# Start of Input rows

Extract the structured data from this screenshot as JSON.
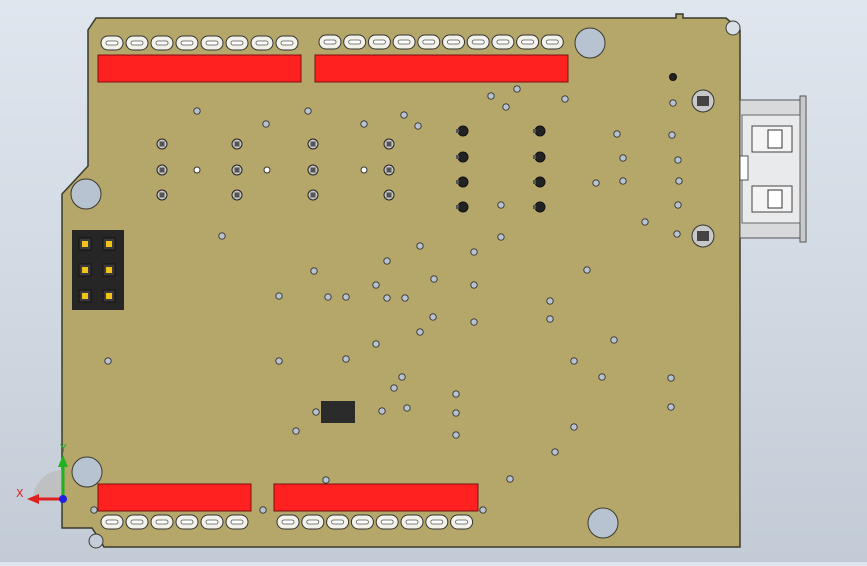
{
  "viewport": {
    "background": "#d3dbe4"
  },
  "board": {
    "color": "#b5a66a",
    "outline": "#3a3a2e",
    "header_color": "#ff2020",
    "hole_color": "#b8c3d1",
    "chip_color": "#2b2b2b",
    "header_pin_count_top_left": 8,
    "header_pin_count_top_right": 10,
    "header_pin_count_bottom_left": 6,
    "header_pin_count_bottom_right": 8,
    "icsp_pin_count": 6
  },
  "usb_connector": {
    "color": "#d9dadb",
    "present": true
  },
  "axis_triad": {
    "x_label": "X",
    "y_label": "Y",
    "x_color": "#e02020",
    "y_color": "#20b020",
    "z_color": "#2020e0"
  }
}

# End of Input rows
# Start of Input rows

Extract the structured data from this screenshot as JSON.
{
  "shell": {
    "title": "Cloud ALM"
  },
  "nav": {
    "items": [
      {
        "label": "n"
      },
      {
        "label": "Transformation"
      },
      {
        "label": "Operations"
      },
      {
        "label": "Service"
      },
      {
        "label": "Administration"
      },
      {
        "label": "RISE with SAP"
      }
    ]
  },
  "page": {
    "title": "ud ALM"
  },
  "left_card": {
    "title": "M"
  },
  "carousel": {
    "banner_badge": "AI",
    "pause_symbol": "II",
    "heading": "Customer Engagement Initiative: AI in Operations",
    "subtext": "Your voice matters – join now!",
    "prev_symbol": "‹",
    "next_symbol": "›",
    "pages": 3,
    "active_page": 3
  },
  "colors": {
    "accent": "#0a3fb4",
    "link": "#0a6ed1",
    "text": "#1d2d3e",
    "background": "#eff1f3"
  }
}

# End of Input rows
# Start of Input rows

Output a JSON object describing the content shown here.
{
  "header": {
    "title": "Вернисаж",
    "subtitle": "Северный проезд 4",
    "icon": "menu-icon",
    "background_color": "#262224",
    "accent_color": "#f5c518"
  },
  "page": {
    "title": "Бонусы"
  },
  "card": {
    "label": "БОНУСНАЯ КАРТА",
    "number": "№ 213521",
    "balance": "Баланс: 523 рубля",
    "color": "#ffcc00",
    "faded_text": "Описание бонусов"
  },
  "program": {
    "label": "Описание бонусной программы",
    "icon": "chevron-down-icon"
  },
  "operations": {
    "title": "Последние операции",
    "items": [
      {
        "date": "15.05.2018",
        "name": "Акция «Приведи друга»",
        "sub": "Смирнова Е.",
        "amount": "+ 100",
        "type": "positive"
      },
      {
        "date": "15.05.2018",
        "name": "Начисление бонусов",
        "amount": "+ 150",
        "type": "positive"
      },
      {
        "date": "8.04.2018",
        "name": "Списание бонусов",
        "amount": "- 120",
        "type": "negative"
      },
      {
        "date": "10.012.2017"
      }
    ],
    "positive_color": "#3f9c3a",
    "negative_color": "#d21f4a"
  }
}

# End of Input rows

> Set task
Gather up the lines that contain the word "name".

> Exercise solution
        "name": "Акция «Приведи друга»",
        "name": "Начисление бонусов",
        "name": "Списание бонусов",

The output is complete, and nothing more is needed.